START Source extract

A vector of true class labels

pred

A vector of predicted clusters

location

A matrix of spatial coordinates, with dimensions as columns

normCoords

Logical; whether to normalize the coordinates to 0-1.

lambda

The alpha used in the f and h functions (default 0.8) in Yan, Feng and Luo, 2025.

fbeta, hbeta

Additional factors used in the exponential decay functions (see details). A higher value means a faster decay. These are ignored if original=TRUE.

spotWise

Logical; whether to return the spot-wise spatial concordance (not adjusted for chance).

nChunks

The number of processing chunks. If NULL, this will be determined automatically based on the size of the dataset, so as to remain below 2GB RAM usage.

original

Logical; whether to use the original h/f functions from Yan, Feng and Luo (default FALSE). If set to TRUE, the arguments fbeta, hbeta, f and h are ignored.

f

The f function, which determines the positive contribution of pairs that are in different partitions in the reference, but grouped together in the clustering, based on the distance between mates.

END Source extract

Work request 1 =
Copy the argument documentation word for word, from "The number of" to "2GB RAM usage.", inclusive.
Work request 2 =
Answer these from the argument documentation:
(a) What is the default value of lambda?
(b) Which setting makes fbeta and hbeta get ignored?
(c) What RAM usage does an automatic choice of nChunks try to stay under?
Work request 3 =
Carry the argument documentation forward from where it stops.

START Listed entries

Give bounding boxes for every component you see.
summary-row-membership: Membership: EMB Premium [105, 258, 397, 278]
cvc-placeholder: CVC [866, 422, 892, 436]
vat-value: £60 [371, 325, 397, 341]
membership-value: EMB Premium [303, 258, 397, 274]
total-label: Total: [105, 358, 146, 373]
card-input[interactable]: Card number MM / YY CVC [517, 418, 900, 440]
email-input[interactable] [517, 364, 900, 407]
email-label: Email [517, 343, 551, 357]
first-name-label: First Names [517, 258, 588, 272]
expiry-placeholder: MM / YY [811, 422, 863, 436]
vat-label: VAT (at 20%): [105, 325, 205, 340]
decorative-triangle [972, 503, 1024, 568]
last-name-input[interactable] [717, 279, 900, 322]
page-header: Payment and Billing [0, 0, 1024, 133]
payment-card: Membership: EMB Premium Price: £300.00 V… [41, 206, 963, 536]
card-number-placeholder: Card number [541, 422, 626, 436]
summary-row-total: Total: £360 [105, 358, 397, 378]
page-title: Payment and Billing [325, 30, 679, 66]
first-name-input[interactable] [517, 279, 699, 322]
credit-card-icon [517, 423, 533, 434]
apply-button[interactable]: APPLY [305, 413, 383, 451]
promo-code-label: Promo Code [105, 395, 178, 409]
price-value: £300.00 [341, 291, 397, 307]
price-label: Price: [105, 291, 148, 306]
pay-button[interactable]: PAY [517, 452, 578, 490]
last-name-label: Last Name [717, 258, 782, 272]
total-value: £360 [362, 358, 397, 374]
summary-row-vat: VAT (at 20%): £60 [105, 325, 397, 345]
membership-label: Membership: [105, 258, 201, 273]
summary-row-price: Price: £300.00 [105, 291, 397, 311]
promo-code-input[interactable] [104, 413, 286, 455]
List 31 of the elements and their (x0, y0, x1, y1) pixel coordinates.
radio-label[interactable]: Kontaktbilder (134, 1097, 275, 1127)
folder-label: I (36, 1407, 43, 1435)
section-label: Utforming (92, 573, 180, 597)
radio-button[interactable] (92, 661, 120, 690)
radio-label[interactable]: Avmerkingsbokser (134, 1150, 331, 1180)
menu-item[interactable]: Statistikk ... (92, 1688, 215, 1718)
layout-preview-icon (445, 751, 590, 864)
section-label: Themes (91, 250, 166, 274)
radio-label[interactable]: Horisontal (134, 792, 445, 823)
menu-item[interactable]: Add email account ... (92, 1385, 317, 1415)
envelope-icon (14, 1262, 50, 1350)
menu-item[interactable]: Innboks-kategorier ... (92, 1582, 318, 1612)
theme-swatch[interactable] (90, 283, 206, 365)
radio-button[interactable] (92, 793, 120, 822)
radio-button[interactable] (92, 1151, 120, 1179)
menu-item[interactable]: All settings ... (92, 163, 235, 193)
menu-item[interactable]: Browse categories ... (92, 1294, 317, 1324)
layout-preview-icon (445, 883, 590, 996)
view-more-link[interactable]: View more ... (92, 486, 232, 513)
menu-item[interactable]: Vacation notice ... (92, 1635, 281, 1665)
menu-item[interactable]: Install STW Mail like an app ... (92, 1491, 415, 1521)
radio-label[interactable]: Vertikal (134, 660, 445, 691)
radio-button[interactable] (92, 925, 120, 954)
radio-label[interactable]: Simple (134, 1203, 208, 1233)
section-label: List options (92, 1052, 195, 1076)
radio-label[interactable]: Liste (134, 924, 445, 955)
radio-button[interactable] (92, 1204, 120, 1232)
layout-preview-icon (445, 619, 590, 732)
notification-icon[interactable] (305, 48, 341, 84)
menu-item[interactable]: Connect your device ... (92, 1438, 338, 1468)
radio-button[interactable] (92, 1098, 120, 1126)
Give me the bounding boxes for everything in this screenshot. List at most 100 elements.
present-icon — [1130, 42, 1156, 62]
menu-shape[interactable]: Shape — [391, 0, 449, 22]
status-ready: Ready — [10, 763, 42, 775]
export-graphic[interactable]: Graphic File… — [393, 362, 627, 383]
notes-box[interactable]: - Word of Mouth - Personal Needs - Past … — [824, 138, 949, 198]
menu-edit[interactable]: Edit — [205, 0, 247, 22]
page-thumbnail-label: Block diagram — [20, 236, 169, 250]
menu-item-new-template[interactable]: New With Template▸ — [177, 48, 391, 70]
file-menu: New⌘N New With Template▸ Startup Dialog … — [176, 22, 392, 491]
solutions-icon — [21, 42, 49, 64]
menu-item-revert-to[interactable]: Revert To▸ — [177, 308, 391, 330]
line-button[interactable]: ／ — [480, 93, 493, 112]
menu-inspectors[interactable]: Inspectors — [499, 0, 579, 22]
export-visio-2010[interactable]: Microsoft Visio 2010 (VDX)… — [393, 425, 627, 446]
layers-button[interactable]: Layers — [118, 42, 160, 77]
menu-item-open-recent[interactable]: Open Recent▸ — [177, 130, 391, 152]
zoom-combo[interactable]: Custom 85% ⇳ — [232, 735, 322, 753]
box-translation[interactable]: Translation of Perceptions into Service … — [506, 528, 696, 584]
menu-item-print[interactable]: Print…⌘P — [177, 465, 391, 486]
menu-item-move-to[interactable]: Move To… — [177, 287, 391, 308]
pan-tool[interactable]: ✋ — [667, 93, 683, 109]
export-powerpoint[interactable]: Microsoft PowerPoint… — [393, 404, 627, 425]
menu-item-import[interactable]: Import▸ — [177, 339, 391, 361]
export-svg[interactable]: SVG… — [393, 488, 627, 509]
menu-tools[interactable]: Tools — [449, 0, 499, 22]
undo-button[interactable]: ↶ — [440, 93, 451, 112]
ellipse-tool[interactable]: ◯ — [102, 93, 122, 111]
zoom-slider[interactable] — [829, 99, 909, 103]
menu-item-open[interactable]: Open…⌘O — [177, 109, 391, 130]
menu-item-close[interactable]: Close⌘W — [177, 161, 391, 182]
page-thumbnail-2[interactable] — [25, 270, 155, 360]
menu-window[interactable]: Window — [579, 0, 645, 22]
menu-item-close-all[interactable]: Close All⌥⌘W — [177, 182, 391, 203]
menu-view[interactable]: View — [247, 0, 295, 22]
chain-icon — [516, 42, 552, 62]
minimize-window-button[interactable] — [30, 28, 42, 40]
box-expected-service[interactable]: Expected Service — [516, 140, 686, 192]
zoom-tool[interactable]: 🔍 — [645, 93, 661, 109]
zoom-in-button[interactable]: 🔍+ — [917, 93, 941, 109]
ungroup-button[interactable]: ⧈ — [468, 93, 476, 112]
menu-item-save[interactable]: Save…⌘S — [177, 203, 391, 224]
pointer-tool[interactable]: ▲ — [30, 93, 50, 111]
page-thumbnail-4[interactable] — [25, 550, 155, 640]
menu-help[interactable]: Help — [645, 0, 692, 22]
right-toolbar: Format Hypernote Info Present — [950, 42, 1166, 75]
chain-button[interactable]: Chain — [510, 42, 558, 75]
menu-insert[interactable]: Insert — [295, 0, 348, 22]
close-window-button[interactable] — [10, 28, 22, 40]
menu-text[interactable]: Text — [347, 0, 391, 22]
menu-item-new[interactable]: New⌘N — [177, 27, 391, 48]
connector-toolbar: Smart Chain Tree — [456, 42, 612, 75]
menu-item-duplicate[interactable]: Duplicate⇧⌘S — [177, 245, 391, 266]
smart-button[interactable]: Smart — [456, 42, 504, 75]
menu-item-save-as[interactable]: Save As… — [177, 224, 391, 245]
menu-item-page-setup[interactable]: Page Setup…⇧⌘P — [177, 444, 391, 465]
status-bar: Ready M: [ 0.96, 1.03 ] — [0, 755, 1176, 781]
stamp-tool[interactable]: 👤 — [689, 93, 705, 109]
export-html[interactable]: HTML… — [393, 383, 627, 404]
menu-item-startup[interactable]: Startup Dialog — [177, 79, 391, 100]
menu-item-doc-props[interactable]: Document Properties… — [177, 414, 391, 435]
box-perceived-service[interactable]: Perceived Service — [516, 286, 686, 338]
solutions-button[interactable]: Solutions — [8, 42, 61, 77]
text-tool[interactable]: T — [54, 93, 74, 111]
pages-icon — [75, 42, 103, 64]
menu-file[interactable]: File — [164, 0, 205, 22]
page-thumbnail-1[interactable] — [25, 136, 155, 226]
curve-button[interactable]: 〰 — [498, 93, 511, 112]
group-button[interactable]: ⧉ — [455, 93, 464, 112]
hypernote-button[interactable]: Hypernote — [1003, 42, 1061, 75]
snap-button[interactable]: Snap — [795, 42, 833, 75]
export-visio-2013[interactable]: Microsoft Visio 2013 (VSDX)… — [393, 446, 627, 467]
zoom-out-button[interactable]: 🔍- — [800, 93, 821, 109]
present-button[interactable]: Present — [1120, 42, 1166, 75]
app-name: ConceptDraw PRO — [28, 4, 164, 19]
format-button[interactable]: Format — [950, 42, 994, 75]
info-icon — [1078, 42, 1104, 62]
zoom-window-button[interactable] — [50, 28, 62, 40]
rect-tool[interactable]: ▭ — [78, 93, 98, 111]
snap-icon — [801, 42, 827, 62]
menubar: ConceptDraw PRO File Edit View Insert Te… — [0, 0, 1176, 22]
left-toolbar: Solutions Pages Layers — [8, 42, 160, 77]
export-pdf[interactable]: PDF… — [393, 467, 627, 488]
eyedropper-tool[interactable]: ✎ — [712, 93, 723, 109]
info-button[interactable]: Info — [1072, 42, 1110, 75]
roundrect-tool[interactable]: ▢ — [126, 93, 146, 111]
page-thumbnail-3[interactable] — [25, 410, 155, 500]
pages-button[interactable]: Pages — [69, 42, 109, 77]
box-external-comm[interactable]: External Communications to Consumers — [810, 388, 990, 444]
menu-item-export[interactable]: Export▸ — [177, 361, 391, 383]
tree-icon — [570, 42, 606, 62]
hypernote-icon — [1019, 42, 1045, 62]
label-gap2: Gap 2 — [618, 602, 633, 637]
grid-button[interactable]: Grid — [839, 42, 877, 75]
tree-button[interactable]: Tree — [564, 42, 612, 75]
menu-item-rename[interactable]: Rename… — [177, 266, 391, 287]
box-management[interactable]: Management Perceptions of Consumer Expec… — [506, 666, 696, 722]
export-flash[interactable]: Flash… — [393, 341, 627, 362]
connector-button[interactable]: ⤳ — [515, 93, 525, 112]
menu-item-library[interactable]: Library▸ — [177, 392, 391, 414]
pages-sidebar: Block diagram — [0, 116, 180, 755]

END Listed entries

Answer section 1 =
The number of processing chunks. If NULL, this will be determined automatically based on the size of the dataset, so as to remain below 2GB RAM usage.

Answer section 2 =
(a) 0.8
(b) original=TRUE
(c) 2GB

Answer section 3 =
h

The h function, which determines the positive contribution of pairs that are in the same partition in the reference, but different ones in the clustering, based on the distance between mates.

Value

A vector containing the spatial Rand Index (spRI) and spatial adjusted Rand Index (spARI). Alternatively, if spotWise=TRUE, a vector of spatial pair concordances for each spot.

Details

This is a reimplementation of the method from the spARI package, made more scalable (i.e. a bit slower but more memory-efficient) through chunk-based processing, extensible to more than 2 dimensions, and with some additional options. Note that by default, this will not produce the same results as the original method: to do so, set original=TRUE. In our exploration of the method and its behavior, we found the decay to be too slow, and we therefore 1) do not square the distances, and 2) introduced a beta parameter in each function which allows to scale it (a higher beta parameter means a faster decay).

By default, chunking to keep RAM usage roughly below 2GB. Higher speed can be achieved (at higher memory costs) for larger datasets by limiting the number of chunks. The memory usage if done in a single chunk should be roughly 4e-5*nrow(location)^2 Mb, and this scales down linearly with the number of chunks.

References

Yan, Feng and Luo, biorxiv 2025, https://doi.org/10.1101/2025.03.25.645156

Author

Pierre-Luc Germain

Examples

data(sp_toys)
spatialARI(true=sp_toys$label, pred=sp_toys$p2, location = sp_toys[,1:2])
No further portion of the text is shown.